→ **本文**

○ ○ ○

INTERVIEW & TEXT : 三村 ゆにこ
スタジオジブリの新たな決断
ーー今日はよろしくお願いします。最新作『アーヤと魔女』を観て、視聴者の皆さんはジブリがフル3DCG(※1)でアニメを制作したことに驚かれたと思います。日本アニメの歴史においてもフル3DCGアニメは珍しく、エポックメイキングとも言える作品となったのではないでしょうか。宮崎吾朗監督(以下、吾朗監督)は、当初からフル3DCGで制作するというお考えだったのでしょうか?
※1:「フルシェーディング」とも。3DCGで作ったアニメーションをセル調に落とし込むのではなく、3DCGの立体感や奥行き感を活かした手法のこと
森下健太郎氏(以下、森下氏):実は、企画当初はセルルック(※2)で制作する方向で話が進んでいました。スタジオジブリが長く培ってきた「手描きアニメーション」を簡単には捨てることができないという想いがあったからです。しかしあるとき、吾朗監督が「フル3DCGでやりたいように作ろう」と決断し、フル3DCGでの制作に切り替わりました。日本でフルシェーディングのアニメ作品はあまり見当たらないし、スタジオジブリがセルルックを飛び越えてフル3DCGに挑むこと自体に面白みを感じましたね。

○ ○ ○

→ **問題文 a**
本文に名前が出てくる人物をすべて挙げよ。

○ ○ ○

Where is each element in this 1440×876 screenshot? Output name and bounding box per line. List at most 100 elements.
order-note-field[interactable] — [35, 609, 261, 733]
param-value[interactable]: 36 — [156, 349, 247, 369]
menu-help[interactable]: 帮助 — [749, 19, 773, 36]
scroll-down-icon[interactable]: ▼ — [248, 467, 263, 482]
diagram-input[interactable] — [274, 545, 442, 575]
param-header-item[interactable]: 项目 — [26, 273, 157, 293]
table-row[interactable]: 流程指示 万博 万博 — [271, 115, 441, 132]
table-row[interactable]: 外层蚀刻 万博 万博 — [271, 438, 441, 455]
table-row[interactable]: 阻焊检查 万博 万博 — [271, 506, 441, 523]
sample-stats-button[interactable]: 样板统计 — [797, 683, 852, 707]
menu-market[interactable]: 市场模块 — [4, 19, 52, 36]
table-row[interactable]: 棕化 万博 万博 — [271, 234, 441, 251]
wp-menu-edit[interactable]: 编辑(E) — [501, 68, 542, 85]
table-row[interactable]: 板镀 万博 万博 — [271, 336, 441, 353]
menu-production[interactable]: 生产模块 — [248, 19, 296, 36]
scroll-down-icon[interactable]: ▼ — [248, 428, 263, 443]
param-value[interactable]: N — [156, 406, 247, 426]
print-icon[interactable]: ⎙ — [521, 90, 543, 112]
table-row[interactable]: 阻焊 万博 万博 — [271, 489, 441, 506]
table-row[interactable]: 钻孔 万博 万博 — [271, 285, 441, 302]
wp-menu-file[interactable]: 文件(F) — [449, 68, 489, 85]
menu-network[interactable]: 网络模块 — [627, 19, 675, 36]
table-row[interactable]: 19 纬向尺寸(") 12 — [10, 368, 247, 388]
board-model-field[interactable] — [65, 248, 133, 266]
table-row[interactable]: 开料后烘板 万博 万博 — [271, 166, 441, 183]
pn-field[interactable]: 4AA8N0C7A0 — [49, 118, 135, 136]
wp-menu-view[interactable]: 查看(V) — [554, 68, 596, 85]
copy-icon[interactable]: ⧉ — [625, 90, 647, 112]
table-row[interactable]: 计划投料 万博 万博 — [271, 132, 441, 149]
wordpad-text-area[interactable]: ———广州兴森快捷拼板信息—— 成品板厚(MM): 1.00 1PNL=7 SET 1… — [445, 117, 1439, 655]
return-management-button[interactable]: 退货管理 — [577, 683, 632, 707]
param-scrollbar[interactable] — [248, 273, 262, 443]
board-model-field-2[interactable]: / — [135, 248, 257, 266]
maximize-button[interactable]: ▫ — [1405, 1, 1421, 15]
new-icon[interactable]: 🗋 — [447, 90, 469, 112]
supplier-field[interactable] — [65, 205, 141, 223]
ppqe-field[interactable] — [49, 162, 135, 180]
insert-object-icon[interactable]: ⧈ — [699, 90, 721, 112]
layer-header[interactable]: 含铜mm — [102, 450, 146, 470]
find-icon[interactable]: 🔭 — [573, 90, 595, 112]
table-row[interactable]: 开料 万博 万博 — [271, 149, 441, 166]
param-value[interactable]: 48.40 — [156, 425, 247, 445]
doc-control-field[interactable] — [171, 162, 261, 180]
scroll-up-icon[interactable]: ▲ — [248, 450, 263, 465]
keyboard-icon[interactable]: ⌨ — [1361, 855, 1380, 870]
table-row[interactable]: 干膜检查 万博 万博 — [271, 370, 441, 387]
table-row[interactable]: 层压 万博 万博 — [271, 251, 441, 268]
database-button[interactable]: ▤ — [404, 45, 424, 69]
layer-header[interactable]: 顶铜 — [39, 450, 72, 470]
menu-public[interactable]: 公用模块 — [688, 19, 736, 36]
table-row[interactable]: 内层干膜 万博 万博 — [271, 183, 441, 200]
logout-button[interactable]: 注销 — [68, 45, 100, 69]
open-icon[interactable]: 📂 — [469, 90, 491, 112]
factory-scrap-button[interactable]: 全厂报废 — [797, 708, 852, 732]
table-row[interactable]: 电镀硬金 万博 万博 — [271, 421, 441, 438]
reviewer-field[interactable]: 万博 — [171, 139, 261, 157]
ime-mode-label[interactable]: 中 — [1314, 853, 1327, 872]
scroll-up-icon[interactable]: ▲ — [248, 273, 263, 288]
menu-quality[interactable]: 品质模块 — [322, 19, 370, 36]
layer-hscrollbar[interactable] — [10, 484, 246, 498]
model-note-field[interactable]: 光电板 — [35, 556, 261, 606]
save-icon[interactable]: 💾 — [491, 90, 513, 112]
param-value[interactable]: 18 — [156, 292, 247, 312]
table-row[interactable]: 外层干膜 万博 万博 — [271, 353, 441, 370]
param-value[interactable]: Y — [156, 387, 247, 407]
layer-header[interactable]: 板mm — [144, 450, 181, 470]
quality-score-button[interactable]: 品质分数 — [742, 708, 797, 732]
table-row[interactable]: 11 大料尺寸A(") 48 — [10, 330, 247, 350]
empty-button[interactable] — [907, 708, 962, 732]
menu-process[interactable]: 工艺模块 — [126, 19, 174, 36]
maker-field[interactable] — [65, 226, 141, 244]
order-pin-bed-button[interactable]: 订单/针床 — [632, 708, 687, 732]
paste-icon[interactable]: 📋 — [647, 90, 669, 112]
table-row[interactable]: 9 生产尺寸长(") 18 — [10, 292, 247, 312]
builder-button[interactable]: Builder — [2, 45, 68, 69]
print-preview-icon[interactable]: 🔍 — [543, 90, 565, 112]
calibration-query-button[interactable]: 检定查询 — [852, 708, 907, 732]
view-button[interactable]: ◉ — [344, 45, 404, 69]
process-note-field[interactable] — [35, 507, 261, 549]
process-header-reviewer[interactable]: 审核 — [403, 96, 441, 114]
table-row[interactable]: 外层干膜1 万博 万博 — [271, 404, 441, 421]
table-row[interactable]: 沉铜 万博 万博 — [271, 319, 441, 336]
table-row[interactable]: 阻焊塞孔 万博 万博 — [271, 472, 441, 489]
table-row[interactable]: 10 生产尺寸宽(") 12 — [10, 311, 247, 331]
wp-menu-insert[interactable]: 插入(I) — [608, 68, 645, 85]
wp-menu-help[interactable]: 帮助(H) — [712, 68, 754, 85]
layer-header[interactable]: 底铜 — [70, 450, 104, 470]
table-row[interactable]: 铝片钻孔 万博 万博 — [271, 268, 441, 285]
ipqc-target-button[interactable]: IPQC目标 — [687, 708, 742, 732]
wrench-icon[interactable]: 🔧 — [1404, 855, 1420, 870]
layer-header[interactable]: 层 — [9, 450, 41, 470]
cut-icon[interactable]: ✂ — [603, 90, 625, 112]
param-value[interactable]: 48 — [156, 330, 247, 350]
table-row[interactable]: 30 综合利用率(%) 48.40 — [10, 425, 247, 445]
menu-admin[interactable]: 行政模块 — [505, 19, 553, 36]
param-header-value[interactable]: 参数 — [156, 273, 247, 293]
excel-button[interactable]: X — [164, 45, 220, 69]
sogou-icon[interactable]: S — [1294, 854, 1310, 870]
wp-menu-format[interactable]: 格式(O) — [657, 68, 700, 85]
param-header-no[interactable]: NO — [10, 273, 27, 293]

○ ○ ○

→ **問題文 b**
記録の先頭から「scroll-down-icon[interactable]: ▼ — [248, 467, 263, 482]」を含む行までの範囲にある「screenshot」を「capture」に置き換えて更新せよ。出力はその範囲の行だけとする。

→ **出力結果 a**
三村 ゆにこ
宮崎吾朗
森下健太郎

→ **出力結果 b**
Where is each element in this 1440×876 capture? Output name and bounding box per line. List at most 100 elements.
order-note-field[interactable] — [35, 609, 261, 733]
param-value[interactable]: 36 — [156, 349, 247, 369]
menu-help[interactable]: 帮助 — [749, 19, 773, 36]
scroll-down-icon[interactable]: ▼ — [248, 467, 263, 482]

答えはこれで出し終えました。